- _The exercise_: Sort through the entries below and pull out lines containing the word "сеть".

- _Working data_:
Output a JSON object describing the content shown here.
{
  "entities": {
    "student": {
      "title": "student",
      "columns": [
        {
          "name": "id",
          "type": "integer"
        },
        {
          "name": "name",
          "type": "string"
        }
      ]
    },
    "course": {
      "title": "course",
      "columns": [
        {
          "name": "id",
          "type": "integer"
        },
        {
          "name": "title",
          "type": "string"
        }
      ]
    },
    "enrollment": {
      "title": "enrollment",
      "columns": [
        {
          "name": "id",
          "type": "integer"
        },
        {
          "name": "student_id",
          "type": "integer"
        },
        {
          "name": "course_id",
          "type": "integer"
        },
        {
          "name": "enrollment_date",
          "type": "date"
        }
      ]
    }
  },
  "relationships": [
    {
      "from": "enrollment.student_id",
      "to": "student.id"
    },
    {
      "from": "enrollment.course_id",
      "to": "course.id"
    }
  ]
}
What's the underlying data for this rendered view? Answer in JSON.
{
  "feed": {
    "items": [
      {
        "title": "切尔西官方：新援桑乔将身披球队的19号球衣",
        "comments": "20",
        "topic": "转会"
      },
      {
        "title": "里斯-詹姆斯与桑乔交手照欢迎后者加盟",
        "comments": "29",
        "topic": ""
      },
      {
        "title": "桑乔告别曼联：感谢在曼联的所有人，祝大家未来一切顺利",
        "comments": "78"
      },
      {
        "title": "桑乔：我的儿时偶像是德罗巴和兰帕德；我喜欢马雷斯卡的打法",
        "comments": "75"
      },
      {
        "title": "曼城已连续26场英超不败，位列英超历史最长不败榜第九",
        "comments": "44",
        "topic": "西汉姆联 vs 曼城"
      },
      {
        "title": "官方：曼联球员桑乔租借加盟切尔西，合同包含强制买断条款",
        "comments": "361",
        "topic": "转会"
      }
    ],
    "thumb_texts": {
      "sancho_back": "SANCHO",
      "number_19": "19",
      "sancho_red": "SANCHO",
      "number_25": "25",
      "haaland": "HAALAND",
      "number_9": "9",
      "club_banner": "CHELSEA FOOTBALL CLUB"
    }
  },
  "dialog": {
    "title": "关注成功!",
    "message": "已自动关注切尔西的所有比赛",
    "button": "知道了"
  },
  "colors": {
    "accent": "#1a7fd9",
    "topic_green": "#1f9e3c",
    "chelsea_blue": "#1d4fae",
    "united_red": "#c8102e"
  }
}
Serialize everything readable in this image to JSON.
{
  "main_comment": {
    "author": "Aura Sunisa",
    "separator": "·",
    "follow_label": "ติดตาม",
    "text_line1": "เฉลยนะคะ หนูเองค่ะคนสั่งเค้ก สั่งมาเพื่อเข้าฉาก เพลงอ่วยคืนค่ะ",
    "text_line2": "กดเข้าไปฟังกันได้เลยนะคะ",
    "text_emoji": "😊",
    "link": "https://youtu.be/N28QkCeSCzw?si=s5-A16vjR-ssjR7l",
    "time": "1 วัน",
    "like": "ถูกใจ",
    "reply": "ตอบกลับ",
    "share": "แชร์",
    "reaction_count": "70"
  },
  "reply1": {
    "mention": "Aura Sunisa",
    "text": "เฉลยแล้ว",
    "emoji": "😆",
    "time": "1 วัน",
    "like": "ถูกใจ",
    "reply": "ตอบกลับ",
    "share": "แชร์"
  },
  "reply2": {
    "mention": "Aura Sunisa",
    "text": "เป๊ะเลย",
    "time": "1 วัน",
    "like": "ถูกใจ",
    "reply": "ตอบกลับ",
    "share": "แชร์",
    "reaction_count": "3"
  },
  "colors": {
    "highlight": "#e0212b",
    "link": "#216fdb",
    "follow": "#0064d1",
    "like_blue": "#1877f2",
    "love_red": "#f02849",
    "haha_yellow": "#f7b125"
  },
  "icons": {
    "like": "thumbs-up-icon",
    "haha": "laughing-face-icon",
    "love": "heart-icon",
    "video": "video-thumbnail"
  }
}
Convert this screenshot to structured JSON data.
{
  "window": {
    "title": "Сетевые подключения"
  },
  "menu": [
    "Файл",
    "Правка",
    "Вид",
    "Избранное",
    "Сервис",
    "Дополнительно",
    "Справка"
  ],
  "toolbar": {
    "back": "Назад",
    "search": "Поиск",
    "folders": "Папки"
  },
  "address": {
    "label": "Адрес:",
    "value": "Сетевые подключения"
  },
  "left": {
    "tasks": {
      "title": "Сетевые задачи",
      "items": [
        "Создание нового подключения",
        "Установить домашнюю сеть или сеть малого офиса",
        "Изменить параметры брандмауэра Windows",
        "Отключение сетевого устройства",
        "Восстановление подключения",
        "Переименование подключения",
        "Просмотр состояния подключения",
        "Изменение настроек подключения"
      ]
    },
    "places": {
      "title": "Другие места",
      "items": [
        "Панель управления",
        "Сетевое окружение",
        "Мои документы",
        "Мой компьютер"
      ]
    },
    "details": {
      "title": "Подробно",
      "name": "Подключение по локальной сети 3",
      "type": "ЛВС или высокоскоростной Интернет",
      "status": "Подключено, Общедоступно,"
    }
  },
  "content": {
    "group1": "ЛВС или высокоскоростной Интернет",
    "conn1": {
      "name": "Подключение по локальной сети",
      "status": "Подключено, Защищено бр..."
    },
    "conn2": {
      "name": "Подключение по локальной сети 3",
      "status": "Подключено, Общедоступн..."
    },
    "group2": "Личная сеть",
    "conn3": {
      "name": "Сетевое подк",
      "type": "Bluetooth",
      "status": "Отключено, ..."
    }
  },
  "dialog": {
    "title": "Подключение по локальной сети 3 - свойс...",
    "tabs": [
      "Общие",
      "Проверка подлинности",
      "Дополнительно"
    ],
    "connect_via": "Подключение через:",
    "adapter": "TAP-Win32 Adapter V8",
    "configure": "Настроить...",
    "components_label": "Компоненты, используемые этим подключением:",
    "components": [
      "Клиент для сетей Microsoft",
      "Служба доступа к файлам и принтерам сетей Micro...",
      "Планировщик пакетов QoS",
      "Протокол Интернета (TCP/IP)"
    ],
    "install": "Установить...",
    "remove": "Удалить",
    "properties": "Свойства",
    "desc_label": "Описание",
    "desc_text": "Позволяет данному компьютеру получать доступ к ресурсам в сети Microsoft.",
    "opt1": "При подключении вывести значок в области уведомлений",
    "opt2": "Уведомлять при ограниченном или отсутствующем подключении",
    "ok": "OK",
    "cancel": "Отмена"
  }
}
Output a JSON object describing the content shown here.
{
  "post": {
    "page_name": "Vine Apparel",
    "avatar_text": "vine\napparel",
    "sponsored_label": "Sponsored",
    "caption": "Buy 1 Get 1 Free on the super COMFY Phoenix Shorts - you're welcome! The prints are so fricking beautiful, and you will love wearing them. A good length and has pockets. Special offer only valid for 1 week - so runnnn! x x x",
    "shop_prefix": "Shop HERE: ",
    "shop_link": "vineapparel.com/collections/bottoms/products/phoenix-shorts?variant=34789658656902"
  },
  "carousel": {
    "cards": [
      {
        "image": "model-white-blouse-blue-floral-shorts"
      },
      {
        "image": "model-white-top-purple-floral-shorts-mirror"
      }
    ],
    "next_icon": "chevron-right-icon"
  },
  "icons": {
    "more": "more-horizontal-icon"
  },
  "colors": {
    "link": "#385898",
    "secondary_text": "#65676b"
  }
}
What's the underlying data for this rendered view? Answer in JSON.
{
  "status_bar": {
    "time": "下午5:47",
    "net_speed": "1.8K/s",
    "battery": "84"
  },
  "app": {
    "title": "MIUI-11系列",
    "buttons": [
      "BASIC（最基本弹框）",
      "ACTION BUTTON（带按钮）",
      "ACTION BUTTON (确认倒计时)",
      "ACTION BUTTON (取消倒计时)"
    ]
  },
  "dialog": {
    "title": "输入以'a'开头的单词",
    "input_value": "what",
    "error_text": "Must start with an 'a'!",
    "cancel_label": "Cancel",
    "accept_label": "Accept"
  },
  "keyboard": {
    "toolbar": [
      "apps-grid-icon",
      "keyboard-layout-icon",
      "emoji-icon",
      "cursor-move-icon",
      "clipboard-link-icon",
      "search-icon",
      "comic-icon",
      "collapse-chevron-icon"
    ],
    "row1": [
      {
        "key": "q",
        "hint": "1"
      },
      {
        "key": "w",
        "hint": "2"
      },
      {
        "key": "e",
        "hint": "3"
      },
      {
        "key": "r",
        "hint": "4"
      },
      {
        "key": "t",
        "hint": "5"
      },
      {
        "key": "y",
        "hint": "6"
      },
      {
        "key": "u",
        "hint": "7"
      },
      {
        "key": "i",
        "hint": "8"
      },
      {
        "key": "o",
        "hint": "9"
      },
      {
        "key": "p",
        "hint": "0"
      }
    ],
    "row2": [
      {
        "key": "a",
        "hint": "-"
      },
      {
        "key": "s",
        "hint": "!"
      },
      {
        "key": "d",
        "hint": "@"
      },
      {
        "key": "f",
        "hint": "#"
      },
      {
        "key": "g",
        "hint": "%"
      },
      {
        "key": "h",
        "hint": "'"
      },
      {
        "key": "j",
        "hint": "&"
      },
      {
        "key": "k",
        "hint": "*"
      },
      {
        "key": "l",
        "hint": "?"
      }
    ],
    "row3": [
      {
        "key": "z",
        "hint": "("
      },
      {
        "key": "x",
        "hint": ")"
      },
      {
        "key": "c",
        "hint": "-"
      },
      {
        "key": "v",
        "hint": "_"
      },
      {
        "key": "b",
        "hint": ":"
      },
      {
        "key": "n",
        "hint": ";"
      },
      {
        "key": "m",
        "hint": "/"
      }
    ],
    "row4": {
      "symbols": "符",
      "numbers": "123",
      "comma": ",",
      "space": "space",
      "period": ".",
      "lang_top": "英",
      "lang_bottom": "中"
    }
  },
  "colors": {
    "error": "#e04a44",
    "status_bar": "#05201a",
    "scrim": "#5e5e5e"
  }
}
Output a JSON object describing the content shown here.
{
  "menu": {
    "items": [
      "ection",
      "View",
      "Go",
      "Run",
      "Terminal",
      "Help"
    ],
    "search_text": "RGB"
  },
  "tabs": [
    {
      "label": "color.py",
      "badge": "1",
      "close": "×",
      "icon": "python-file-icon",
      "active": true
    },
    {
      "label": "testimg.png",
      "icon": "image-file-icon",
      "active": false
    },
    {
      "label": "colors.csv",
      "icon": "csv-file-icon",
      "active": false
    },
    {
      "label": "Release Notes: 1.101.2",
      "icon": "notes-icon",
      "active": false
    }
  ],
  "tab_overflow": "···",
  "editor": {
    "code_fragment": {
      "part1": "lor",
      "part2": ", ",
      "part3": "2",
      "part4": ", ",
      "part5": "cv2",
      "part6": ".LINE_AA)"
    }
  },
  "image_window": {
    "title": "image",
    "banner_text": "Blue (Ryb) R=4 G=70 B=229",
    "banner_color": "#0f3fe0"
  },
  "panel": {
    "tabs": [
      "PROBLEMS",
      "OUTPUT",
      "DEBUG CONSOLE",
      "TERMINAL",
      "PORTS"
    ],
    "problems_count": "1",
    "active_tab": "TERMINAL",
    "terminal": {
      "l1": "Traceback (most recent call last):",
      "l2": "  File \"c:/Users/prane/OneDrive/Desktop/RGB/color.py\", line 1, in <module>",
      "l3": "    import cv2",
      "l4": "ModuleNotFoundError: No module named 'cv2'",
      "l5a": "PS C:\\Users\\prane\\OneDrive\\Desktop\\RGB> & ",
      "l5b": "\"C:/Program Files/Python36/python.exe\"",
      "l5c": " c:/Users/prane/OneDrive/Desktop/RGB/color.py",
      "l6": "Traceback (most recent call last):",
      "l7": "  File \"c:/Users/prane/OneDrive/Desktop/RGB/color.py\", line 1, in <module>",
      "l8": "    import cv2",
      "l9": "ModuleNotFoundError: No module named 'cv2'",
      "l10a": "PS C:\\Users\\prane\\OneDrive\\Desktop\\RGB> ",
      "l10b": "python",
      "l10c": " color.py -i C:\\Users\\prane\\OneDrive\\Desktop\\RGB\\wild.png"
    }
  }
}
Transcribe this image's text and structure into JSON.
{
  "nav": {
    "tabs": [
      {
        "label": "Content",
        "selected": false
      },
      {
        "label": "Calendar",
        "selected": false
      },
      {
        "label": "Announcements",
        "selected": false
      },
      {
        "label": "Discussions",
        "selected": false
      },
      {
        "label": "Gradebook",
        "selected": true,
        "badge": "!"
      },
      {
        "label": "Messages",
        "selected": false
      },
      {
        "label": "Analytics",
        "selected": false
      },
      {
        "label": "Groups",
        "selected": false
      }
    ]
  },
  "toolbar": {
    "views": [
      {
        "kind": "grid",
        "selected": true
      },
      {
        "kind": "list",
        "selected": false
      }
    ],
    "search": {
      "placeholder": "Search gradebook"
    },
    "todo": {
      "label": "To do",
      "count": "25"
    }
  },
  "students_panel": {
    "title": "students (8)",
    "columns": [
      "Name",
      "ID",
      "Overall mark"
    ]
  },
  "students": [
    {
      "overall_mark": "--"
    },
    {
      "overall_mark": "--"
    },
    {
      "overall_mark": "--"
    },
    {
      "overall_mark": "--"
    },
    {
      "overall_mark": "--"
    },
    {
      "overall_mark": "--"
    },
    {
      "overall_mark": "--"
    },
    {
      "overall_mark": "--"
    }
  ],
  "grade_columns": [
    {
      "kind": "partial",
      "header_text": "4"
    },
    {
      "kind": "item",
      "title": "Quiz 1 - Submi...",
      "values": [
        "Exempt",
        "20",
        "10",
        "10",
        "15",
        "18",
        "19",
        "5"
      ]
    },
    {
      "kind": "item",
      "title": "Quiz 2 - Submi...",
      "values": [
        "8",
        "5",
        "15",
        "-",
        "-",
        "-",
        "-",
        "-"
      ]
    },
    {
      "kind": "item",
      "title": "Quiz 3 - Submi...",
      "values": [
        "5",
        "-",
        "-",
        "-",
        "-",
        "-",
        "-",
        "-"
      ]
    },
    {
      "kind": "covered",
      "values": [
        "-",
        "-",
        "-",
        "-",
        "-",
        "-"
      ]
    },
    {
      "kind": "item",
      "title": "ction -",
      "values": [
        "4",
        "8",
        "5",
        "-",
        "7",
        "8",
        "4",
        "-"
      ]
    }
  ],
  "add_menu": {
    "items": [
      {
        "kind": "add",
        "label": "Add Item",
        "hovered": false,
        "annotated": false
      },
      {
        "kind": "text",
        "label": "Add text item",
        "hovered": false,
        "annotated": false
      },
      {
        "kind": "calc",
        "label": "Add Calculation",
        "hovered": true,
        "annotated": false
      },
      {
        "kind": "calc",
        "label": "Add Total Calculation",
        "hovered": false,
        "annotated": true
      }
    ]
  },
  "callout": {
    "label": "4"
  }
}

- _Task answer_:
        "Установить домашнюю сеть или сеть малого офиса",
    "group2": "Личная сеть",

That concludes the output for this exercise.